# Start of DATA FOR THIS TASK

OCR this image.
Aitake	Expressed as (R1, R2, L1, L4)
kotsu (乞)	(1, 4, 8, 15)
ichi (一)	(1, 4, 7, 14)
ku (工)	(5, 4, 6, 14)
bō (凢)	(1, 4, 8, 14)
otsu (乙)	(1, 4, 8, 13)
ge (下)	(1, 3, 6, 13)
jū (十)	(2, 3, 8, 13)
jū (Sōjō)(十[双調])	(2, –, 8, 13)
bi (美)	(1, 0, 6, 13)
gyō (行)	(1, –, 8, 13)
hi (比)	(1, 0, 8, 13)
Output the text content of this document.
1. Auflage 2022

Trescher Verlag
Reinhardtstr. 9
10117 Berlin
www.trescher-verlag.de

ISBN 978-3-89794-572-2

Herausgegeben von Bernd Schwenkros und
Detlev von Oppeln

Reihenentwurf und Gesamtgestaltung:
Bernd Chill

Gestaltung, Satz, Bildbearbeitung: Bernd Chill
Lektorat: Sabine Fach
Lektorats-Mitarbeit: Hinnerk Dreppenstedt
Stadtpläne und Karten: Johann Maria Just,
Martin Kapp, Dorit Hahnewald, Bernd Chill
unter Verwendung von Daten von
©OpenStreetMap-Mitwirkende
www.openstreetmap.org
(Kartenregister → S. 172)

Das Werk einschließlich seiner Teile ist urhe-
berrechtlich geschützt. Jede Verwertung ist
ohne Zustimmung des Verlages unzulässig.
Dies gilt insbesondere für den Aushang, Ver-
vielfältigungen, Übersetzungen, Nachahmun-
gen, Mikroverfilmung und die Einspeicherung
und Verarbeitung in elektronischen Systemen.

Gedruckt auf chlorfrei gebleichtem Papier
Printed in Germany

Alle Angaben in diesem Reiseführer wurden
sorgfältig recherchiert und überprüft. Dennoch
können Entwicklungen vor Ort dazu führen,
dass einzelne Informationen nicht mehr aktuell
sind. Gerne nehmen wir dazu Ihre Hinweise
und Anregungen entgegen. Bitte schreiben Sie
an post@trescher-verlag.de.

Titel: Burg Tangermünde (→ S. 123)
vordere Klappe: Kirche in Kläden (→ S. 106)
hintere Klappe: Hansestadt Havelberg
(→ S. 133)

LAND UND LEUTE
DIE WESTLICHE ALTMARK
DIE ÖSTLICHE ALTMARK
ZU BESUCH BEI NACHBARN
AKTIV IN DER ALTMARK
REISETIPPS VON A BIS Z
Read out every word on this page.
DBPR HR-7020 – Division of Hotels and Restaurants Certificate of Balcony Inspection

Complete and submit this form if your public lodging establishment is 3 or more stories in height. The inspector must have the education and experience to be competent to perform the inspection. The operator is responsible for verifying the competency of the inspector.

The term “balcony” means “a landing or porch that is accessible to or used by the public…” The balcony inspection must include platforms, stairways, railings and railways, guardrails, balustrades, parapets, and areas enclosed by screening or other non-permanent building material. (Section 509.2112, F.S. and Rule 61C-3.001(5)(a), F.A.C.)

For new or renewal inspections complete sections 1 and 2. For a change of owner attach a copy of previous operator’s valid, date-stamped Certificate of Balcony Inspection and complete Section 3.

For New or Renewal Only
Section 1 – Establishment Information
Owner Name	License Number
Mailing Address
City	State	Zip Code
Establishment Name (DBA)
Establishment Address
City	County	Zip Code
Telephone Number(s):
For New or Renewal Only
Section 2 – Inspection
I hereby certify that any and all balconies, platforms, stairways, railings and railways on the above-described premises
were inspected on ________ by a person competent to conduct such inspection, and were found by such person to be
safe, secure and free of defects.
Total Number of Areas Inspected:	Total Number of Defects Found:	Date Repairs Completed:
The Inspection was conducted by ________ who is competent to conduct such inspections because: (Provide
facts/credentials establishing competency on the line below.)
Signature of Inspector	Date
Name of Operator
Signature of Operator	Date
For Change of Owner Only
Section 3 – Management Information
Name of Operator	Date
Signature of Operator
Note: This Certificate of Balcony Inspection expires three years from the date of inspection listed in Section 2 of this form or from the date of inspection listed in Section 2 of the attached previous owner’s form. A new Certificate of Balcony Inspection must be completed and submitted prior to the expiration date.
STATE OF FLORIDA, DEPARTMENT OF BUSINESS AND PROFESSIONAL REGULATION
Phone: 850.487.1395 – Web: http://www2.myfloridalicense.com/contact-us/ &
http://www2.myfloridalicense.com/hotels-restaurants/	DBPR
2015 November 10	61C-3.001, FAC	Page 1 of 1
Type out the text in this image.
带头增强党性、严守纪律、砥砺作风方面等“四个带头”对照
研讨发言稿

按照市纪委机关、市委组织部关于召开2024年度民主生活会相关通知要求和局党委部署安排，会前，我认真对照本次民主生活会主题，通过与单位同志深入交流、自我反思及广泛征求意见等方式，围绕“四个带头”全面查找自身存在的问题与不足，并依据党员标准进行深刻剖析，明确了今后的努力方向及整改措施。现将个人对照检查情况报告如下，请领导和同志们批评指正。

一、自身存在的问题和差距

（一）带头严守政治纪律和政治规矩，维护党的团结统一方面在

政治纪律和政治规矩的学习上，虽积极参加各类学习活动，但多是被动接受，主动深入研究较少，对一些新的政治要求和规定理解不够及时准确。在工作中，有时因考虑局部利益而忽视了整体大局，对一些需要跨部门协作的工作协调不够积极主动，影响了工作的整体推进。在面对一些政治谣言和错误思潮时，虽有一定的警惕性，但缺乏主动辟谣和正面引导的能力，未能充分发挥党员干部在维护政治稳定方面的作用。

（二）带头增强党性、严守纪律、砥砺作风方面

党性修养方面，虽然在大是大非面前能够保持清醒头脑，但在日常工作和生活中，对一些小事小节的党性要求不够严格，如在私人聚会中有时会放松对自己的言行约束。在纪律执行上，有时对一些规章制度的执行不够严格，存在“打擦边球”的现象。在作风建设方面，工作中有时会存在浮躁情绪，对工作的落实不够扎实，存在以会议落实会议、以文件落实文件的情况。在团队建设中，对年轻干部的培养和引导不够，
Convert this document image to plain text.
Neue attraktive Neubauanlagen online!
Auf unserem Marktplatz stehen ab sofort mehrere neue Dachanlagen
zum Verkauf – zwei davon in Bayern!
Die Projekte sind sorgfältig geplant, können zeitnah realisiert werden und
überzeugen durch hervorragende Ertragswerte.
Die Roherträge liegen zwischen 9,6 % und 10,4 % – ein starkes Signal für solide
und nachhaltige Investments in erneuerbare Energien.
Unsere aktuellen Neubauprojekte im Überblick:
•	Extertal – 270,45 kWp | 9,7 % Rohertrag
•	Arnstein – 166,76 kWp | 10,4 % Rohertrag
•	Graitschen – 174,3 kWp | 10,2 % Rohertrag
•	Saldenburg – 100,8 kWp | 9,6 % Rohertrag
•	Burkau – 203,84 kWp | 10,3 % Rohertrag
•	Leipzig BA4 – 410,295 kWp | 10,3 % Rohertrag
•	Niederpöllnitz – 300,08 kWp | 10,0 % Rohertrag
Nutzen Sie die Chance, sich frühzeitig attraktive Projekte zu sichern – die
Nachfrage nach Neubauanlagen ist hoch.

# End of DATA FOR THIS TASK

SHORT EXERCISE: All lines from the one with "Convert this document image to plain text." through the final line above are to be quoted exactly; quote no other line.

SOLUTION FOR THIS TASK:
Convert this document image to plain text.
Neue attraktive Neubauanlagen online!
Auf unserem Marktplatz stehen ab sofort mehrere neue Dachanlagen
zum Verkauf – zwei davon in Bayern!
Die Projekte sind sorgfältig geplant, können zeitnah realisiert werden und
überzeugen durch hervorragende Ertragswerte.
Die Roherträge liegen zwischen 9,6 % und 10,4 % – ein starkes Signal für solide
und nachhaltige Investments in erneuerbare Energien.
Unsere aktuellen Neubauprojekte im Überblick:
•	Extertal – 270,45 kWp | 9,7 % Rohertrag
•	Arnstein – 166,76 kWp | 10,4 % Rohertrag
•	Graitschen – 174,3 kWp | 10,2 % Rohertrag
•	Saldenburg – 100,8 kWp | 9,6 % Rohertrag
•	Burkau – 203,84 kWp | 10,3 % Rohertrag
•	Leipzig BA4 – 410,295 kWp | 10,3 % Rohertrag
•	Niederpöllnitz – 300,08 kWp | 10,0 % Rohertrag
Nutzen Sie die Chance, sich frühzeitig attraktive Projekte zu sichern – die
Nachfrage nach Neubauanlagen ist hoch.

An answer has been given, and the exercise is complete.